╭─ Dataset records

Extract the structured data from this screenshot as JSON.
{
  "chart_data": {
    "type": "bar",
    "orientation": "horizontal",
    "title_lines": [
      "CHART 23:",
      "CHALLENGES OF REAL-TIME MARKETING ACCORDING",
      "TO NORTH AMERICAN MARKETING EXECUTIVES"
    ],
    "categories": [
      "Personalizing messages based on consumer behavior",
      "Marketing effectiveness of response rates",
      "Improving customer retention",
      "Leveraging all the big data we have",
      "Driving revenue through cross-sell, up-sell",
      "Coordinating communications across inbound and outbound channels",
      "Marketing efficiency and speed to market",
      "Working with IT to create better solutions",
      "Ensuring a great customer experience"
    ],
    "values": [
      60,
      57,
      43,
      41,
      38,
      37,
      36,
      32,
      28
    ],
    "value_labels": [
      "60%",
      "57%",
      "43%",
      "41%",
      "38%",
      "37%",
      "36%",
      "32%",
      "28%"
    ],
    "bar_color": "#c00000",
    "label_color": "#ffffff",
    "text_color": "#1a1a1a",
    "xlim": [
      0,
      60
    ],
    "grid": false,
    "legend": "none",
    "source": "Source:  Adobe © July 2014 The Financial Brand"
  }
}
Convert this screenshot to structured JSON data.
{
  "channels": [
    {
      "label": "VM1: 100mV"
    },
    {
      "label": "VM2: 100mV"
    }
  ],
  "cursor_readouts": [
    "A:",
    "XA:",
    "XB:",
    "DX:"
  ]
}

╰─

◆ **Given exercise**: All of the entries should be written out again exactly.

◆ **Task answer**:
Extract the structured data from this screenshot as JSON.
{
  "chart_data": {
    "type": "bar",
    "orientation": "horizontal",
    "title_lines": [
      "CHART 23:",
      "CHALLENGES OF REAL-TIME MARKETING ACCORDING",
      "TO NORTH AMERICAN MARKETING EXECUTIVES"
    ],
    "categories": [
      "Personalizing messages based on consumer behavior",
      "Marketing effectiveness of response rates",
      "Improving customer retention",
      "Leveraging all the big data we have",
      "Driving revenue through cross-sell, up-sell",
      "Coordinating communications across inbound and outbound channels",
      "Marketing efficiency and speed to market",
      "Working with IT to create better solutions",
      "Ensuring a great customer experience"
    ],
    "values": [
      60,
      57,
      43,
      41,
      38,
      37,
      36,
      32,
      28
    ],
    "value_labels": [
      "60%",
      "57%",
      "43%",
      "41%",
      "38%",
      "37%",
      "36%",
      "32%",
      "28%"
    ],
    "bar_color": "#c00000",
    "label_color": "#ffffff",
    "text_color": "#1a1a1a",
    "xlim": [
      0,
      60
    ],
    "grid": false,
    "legend": "none",
    "source": "Source:  Adobe © July 2014 The Financial Brand"
  }
}
Convert this screenshot to structured JSON data.
{
  "channels": [
    {
      "label": "VM1: 100mV"
    },
    {
      "label": "VM2: 100mV"
    }
  ],
  "cursor_readouts": [
    "A:",
    "XA:",
    "XB:",
    "DX:"
  ]
}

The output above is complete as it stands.